Tarefas a cumprir:
• a. Retorne sem alterações o trecho do texto sobre o escândalo Clinton que vai de "O que parece" a "empregos, progresso, desenvolvimento.".
• b. Liste todas as pessoas que o texto sobre o escândalo Clinton cita pelo nome.

───── Texto ─────

A avalanche lançada sobre Bill Clinton, tornada verdadeiramente arrasadora com a divulgação, não só por jornais mas via Internet (vale dizer, para o mundo inteiro), do relatório do promotor Kenneth Starr sobre as relações do presidente norte-americano com a ex-estagiária da Casa Branca Monica Lewinsky, apresenta dois resultados conflitantes e complicados. De um lado, há a reação política, as sugestões sobre o início de um processo de ‘impeachment’ contra o presidente, que são tanto mais graves porque o Congresso norte-americano tem franco predomínio republicano (Clinton, sabe-se, é democrata). Do outro, os resultados de pesquisas de opinião que indicam que o prestígio do presidente está em alta junto à população. Números que, inclusive, cresceram depois da publicação do relatório, com todas as suas nuances eróticas e, até mesmo, segundo os mais puritanos, imorais.
Antes mesmo que fossem tornados públicos os depoimentos de Monica e do próprio Clinton, ou que se confirmasse que, de fato, as famosas manchas no vestido da jovem eram mesmo o esperma do presidente, um destacado líder religioso se lançou contra ele, assinalando que as imoralidades cometidas (e confessadas) tornavam-no indigno do cargo, devendo ser afastado dele. No comentário, o pastor criticou a própria sociedade norte-americana, afirmando que as pesquisas indicavam que o povo estava mais preocupado com questões econômicas do que com a moralidade e insistia em que, devido ao pecado da carne, não havia como aceitar Clinton na presidência.
O que parece estar sustentando o prestígio do presidente norte-americano é o fato de o país estar vivendo uma situação econômica muito sólida. O apoio que ele recebeu da esposa Hillary, afinal, a grande vítima do escândalo, ajuda e os reiterados pedidos de perdão igualmente pesam. Entretanto, qualquer análise vai revelar que o que deve estar garantindo a imagem do presidente junto ao povo é a boa performance da economia. Clinton, como qualquer outro, foi eleito para governar o país do melhor modo possível. E garantir empregos, progresso, desenvolvimento.

───── Material extraído ─────

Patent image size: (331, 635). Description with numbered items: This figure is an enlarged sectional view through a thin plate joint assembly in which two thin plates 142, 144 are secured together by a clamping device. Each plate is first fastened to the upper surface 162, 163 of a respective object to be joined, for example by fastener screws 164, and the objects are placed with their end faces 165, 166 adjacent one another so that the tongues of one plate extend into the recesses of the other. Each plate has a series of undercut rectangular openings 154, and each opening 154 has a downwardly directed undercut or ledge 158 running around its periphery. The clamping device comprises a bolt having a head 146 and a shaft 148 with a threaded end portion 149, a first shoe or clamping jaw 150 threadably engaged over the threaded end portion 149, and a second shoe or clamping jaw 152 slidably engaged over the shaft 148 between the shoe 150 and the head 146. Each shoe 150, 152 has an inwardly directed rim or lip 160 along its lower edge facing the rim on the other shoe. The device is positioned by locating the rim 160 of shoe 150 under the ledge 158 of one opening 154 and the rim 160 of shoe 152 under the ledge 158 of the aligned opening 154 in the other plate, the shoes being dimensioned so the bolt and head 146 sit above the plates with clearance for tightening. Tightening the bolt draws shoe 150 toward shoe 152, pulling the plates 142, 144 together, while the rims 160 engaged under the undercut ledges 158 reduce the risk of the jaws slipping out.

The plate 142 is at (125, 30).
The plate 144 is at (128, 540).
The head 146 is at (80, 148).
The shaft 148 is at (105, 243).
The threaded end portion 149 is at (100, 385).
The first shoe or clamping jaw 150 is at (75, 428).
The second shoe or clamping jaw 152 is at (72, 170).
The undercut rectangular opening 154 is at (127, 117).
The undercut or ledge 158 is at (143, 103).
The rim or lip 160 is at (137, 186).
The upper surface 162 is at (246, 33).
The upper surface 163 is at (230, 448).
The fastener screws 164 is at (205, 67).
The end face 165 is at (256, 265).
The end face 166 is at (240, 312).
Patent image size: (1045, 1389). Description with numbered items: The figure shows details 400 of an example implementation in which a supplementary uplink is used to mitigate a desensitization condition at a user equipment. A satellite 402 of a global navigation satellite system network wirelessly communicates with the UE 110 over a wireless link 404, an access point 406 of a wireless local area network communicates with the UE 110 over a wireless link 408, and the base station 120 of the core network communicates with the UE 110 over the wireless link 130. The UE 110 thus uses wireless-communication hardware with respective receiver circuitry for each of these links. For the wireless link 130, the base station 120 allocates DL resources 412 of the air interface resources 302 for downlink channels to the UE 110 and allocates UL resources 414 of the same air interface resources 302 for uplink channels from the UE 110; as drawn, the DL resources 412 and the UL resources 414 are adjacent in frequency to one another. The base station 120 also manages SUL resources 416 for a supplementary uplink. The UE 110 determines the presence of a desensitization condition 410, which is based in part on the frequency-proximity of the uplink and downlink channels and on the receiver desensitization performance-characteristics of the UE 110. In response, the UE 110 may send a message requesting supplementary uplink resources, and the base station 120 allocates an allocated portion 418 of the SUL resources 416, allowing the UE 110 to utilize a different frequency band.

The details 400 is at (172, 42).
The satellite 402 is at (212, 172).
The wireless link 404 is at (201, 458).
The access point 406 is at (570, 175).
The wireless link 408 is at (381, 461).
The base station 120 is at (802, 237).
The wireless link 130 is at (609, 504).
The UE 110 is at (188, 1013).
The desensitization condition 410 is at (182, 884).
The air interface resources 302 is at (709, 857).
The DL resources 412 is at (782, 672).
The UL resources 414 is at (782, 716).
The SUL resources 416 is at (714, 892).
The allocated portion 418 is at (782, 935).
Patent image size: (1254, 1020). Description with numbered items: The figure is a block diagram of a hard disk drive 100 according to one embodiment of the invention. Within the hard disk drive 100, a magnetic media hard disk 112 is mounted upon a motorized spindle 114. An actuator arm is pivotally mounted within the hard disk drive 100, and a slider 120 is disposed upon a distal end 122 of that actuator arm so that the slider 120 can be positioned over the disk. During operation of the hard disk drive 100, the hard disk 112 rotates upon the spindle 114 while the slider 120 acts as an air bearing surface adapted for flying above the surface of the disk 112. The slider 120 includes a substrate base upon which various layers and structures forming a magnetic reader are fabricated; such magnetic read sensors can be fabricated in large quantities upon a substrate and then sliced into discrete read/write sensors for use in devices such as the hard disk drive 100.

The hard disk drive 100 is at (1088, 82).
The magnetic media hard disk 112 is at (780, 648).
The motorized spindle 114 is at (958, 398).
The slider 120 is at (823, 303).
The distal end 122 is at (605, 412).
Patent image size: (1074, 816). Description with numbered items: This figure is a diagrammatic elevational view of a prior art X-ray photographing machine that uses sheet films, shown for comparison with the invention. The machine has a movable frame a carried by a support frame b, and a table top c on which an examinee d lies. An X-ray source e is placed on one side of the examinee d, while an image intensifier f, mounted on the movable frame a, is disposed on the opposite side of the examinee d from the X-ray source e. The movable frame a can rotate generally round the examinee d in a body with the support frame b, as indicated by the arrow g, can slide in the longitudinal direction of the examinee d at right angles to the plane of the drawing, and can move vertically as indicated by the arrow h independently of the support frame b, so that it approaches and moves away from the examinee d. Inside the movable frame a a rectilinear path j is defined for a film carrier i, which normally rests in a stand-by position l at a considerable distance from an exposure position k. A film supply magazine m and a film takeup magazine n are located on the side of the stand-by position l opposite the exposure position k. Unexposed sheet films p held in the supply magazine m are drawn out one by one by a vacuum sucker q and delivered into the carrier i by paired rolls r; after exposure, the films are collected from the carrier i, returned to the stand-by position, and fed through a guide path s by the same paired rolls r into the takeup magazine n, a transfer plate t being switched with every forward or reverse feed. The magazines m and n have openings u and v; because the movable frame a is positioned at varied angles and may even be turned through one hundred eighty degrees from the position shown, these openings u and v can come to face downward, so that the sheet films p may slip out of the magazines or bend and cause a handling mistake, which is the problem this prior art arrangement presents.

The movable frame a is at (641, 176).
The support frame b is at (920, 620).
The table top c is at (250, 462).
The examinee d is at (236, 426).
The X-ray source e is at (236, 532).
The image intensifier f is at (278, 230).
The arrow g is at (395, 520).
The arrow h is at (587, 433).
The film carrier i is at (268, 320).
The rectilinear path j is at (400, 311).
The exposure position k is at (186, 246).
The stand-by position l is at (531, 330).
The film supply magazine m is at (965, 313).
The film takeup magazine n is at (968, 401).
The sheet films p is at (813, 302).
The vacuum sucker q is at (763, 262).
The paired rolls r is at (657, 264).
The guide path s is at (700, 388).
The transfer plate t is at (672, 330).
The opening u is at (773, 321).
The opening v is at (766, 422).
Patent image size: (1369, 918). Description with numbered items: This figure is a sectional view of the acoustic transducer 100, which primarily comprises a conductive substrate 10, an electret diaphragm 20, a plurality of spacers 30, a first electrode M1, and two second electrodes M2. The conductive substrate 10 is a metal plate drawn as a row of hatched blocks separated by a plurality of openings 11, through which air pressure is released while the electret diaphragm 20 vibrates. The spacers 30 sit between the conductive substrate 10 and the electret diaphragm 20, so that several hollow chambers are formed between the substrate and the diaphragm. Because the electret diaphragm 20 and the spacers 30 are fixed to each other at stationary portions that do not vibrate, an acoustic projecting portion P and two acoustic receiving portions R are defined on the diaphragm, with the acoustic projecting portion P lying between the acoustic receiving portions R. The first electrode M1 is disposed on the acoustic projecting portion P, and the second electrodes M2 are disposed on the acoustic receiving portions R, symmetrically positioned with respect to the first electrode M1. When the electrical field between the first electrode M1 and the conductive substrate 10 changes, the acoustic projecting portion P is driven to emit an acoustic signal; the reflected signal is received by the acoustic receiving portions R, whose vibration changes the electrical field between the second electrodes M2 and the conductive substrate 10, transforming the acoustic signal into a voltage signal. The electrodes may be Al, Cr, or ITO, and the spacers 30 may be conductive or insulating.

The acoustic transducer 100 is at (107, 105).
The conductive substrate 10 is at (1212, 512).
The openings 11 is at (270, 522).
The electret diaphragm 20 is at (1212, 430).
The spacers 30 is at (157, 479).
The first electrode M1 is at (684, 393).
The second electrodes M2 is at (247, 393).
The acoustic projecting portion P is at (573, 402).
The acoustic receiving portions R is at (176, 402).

─────

Exercício resolvido:
• a.
O que parece estar sustentando o prestígio do presidente norte-americano é o fato de o país estar vivendo uma situação econômica muito sólida. O apoio que ele recebeu da esposa Hillary, afinal, a grande vítima do escândalo, ajuda e os reiterados pedidos de perdão igualmente pesam. Entretanto, qualquer análise vai revelar que o que deve estar garantindo a imagem do presidente junto ao povo é a boa performance da economia. Clinton, como qualquer outro, foi eleito para governar o país do melhor modo possível. E garantir empregos, progresso, desenvolvimento.

• b. Bill Clinton, Kenneth Starr, Monica Lewinsky, Hillary